• EXERCISE BRIEF
Scan the entries for the string "Relative" and give the number of lines that have it, nothing further.

• Items from a figure collection
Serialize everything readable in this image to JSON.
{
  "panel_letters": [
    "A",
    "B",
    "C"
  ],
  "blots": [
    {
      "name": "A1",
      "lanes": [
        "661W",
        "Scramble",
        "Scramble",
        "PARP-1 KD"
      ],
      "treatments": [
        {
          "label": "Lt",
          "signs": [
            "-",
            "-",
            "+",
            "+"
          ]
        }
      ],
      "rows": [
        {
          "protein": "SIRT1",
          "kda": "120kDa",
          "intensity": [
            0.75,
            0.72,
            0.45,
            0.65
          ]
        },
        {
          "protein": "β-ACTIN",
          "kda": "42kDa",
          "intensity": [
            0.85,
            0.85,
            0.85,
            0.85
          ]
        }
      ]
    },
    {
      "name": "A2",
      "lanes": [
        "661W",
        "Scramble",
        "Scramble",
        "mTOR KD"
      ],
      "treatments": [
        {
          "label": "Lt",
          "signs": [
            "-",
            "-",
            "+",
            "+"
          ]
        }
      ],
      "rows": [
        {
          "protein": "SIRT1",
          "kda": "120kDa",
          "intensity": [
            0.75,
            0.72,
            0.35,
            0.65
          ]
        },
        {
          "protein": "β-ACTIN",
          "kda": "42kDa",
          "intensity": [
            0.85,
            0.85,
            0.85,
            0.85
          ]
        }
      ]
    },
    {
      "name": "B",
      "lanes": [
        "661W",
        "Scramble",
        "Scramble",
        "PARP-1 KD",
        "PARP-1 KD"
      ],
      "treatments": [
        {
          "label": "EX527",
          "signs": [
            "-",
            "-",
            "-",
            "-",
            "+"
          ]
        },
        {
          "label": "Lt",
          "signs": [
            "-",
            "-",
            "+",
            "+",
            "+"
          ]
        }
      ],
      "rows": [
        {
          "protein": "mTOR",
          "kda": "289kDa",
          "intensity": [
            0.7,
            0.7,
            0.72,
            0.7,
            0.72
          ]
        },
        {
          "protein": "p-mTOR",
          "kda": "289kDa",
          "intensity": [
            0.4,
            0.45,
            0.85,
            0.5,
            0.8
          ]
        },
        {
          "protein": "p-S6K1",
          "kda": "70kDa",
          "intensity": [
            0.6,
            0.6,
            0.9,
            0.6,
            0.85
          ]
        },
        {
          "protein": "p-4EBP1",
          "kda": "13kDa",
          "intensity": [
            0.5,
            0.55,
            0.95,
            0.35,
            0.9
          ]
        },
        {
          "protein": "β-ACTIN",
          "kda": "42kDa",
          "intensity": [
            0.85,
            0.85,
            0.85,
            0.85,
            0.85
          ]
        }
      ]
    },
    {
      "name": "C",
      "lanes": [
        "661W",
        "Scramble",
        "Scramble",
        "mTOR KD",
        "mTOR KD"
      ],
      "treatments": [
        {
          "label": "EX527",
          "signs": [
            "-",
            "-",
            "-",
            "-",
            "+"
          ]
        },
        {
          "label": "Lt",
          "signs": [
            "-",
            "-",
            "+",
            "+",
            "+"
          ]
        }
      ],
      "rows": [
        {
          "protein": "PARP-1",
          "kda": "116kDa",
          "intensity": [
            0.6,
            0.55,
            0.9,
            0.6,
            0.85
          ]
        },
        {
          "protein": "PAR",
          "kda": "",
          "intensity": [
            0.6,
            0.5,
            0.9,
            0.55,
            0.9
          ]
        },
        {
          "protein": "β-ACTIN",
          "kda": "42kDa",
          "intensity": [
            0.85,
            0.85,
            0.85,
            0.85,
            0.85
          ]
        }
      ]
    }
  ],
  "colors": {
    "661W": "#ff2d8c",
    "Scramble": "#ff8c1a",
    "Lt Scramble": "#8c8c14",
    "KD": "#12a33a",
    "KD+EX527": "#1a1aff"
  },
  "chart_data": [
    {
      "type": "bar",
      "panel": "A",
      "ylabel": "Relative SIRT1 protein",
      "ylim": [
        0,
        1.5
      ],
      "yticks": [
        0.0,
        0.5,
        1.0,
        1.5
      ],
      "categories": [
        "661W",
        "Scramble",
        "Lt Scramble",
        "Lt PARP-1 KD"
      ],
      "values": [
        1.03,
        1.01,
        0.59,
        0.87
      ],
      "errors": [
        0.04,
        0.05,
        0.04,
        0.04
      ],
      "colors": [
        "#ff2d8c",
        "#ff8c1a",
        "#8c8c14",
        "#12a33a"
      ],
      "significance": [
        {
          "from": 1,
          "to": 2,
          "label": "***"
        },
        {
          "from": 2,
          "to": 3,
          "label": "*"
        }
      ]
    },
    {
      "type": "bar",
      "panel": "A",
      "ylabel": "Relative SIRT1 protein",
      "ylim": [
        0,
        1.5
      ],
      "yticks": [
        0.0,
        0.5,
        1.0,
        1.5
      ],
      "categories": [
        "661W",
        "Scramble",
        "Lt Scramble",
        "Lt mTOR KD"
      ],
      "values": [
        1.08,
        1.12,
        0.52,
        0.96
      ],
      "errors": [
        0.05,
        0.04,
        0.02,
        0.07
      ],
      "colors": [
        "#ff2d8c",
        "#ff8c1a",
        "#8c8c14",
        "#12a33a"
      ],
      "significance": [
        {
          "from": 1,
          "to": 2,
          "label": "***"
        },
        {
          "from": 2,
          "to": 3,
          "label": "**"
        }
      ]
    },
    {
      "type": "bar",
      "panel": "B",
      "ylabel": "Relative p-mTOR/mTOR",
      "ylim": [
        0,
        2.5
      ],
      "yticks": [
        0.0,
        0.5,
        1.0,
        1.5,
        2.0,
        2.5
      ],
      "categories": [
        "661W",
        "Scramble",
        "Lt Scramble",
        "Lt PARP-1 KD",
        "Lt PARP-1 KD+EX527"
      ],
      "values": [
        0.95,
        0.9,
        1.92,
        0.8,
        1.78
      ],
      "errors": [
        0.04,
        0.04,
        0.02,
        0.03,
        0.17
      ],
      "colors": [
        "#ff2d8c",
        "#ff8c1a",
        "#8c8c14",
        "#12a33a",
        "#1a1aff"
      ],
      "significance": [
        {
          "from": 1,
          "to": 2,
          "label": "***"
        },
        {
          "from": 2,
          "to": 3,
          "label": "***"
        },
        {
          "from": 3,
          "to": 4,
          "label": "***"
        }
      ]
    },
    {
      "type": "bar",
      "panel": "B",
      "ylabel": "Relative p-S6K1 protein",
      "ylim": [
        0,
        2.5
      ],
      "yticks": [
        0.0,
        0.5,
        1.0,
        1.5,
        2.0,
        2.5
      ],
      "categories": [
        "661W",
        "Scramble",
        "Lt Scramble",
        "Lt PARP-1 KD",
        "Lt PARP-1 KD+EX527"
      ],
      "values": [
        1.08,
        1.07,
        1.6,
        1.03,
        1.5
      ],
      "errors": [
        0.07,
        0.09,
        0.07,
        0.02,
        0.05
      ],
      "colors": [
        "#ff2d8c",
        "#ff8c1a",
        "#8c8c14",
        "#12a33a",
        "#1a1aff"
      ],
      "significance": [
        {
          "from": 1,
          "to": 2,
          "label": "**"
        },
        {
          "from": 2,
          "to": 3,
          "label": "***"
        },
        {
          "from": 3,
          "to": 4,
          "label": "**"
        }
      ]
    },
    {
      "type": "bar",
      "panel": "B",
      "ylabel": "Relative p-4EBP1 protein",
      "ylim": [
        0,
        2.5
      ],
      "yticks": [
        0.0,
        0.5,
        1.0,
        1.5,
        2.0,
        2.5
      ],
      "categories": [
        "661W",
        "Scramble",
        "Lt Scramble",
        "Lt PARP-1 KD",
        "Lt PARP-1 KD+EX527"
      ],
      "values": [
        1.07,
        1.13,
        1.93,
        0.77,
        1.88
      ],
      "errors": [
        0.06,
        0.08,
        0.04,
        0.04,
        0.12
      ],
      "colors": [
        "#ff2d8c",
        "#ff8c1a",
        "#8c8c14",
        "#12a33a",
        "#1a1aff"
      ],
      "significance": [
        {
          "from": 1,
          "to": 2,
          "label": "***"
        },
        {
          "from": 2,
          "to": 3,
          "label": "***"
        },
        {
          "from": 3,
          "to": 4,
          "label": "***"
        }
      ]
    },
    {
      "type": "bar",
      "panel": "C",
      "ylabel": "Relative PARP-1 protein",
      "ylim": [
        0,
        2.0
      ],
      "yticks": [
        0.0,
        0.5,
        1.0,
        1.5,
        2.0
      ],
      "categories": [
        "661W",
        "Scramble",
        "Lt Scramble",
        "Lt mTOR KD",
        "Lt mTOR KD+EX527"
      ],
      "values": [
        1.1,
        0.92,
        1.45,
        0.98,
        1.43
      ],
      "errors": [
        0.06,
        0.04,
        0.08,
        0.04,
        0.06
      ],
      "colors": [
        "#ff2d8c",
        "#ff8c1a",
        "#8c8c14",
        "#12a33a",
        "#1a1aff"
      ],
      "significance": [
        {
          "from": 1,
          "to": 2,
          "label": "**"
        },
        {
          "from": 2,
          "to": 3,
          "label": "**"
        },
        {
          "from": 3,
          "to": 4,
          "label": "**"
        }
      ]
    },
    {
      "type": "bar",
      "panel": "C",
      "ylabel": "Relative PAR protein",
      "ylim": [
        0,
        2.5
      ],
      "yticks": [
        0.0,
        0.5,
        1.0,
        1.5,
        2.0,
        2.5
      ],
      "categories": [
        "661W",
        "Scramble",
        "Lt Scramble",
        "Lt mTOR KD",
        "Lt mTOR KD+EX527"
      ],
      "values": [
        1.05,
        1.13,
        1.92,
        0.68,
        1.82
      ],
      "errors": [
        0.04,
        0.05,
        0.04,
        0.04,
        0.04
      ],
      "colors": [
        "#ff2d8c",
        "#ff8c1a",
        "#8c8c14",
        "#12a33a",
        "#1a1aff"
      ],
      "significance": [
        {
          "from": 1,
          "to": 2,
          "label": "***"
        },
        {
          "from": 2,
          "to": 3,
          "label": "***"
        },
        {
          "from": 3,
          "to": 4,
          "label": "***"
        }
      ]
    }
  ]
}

• YOUR RESPONSE
7